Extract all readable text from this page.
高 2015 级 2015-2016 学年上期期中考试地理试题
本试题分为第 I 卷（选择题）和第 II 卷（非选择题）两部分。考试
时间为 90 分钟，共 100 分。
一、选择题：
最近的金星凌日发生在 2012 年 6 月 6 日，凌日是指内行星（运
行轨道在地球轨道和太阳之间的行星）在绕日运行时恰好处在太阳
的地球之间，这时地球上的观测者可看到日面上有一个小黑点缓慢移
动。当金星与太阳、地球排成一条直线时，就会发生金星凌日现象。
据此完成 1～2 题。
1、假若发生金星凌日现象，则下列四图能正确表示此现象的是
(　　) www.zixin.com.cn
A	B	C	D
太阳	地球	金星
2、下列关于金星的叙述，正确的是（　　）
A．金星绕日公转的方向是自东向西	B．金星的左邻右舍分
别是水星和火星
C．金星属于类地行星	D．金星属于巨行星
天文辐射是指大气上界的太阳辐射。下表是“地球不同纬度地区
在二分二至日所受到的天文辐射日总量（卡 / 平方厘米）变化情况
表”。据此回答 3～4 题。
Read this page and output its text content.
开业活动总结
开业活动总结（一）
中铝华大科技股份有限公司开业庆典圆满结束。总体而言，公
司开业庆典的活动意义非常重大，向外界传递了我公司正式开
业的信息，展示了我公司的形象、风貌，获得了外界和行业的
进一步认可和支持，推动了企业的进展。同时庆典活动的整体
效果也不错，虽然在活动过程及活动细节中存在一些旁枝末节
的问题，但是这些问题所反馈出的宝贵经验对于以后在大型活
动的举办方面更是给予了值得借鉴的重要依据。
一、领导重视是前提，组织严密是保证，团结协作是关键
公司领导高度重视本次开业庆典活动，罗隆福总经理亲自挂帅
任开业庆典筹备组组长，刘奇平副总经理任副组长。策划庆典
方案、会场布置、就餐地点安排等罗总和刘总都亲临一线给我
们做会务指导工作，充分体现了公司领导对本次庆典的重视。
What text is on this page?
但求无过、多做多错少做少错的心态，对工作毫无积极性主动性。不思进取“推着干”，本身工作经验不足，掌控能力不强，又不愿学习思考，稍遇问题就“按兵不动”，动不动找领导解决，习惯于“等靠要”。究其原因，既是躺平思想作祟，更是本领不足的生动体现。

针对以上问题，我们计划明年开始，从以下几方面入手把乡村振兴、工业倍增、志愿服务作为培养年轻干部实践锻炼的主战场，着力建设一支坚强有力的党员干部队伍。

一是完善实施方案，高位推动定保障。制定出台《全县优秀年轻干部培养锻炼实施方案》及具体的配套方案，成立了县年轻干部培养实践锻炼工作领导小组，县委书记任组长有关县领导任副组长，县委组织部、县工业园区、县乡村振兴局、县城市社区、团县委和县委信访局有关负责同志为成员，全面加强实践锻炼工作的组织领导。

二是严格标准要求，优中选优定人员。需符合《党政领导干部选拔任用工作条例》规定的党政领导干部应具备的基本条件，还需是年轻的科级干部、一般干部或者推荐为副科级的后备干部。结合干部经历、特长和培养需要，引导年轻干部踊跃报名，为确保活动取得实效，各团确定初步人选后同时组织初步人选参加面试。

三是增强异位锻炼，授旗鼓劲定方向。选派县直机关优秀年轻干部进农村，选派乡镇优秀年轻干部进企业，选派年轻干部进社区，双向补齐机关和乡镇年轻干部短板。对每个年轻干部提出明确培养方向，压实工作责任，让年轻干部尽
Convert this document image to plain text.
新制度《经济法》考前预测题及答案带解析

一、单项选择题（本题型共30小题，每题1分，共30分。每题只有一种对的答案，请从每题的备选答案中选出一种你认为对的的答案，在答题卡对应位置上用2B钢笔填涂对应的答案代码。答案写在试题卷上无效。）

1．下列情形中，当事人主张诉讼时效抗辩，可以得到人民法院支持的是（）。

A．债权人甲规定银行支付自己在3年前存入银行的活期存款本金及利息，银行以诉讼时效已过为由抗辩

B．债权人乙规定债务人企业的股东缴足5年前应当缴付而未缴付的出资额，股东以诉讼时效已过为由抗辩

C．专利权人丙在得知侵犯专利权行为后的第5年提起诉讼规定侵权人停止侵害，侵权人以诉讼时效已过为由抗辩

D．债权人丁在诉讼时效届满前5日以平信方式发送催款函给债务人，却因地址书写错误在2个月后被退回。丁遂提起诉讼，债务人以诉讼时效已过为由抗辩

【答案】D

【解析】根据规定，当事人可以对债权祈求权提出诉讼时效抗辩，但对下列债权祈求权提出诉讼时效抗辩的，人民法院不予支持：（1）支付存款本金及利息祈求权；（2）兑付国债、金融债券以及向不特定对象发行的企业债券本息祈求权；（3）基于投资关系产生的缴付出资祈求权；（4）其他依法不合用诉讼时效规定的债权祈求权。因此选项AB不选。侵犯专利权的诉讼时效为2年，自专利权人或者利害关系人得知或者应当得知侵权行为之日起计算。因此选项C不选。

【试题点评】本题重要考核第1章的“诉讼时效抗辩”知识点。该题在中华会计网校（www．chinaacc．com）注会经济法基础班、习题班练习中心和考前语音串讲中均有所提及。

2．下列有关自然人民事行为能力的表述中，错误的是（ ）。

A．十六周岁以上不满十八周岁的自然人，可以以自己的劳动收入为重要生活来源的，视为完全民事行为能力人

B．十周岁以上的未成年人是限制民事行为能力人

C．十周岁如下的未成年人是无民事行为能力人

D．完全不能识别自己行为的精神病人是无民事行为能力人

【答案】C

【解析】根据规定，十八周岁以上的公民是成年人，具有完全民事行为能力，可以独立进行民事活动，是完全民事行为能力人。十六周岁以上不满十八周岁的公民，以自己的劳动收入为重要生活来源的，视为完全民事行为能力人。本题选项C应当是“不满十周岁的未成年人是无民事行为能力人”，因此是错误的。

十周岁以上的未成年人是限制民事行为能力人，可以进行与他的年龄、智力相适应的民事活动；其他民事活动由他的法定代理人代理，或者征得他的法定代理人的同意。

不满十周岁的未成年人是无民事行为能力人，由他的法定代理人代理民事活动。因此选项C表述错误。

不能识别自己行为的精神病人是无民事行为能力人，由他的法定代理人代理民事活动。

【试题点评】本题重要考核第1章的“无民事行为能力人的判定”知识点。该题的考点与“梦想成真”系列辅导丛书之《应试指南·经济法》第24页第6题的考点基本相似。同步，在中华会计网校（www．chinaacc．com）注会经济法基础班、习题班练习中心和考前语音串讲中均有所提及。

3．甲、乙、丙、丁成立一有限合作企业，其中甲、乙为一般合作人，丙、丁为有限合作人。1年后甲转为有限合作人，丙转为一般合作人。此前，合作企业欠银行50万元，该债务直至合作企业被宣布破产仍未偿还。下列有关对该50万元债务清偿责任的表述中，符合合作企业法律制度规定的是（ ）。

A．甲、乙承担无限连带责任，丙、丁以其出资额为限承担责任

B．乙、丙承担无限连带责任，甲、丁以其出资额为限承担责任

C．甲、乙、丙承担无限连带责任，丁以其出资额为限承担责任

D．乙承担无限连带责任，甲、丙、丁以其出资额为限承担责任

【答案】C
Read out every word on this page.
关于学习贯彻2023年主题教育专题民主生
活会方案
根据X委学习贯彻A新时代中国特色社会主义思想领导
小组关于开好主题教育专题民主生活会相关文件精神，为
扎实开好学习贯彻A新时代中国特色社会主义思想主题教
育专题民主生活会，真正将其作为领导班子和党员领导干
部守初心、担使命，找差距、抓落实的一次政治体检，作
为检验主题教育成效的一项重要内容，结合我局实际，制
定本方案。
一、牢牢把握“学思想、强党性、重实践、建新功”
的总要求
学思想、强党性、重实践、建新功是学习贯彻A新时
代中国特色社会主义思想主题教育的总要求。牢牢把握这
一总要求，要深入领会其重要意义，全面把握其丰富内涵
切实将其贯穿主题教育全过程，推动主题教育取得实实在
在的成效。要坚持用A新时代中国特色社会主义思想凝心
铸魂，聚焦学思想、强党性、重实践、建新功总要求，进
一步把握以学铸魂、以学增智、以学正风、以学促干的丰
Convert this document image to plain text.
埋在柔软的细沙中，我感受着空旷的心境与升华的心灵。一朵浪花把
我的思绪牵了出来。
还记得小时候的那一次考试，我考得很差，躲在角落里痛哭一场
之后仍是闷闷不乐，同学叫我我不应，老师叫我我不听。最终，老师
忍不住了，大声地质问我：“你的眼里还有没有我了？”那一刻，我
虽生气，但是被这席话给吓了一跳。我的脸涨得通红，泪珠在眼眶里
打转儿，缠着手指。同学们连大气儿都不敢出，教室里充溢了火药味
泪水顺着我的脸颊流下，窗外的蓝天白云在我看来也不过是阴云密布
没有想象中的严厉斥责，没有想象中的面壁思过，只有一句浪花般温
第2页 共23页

## What you will do
Find the lines containing "十周岁以上的未成年人是限制民事行为能力人" and pull them out.

## Result of the task
B．十周岁以上的未成年人是限制民事行为能力人
十周岁以上的未成年人是限制民事行为能力人，可以进行与他的年龄、智力相适应的民事活动；其他民事活动由他的法定代理人代理，或者征得他的法定代理人的同意。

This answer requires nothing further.